Copy each line with the word "системы" in it.

*** Data to process

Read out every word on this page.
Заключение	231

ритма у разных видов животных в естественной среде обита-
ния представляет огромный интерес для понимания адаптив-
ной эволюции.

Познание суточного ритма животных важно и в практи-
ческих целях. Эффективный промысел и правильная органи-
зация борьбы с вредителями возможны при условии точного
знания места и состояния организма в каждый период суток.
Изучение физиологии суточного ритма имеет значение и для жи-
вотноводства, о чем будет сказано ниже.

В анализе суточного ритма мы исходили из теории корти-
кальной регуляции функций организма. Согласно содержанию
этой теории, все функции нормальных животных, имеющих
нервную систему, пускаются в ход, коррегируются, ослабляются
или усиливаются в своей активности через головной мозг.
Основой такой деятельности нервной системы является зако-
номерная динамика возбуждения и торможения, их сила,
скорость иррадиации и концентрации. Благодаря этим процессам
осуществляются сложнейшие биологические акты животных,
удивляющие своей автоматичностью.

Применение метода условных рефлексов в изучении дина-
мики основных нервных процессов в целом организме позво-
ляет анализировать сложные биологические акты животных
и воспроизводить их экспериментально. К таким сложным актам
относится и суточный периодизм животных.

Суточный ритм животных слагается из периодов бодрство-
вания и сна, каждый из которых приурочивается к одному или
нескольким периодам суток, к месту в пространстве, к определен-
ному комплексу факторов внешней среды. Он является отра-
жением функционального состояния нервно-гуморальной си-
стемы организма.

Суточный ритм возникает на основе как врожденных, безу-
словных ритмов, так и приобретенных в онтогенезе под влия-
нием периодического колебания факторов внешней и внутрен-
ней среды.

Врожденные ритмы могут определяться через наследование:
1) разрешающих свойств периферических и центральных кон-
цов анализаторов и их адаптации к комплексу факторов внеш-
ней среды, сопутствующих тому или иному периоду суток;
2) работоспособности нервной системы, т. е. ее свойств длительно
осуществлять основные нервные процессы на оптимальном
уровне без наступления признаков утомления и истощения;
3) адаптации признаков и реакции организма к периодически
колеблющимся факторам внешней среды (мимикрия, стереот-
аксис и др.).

******

• **Written solution**:
Основой такой деятельности нервной системы является зако-
2) работоспособности нервной системы, т. е. ее свойств длительно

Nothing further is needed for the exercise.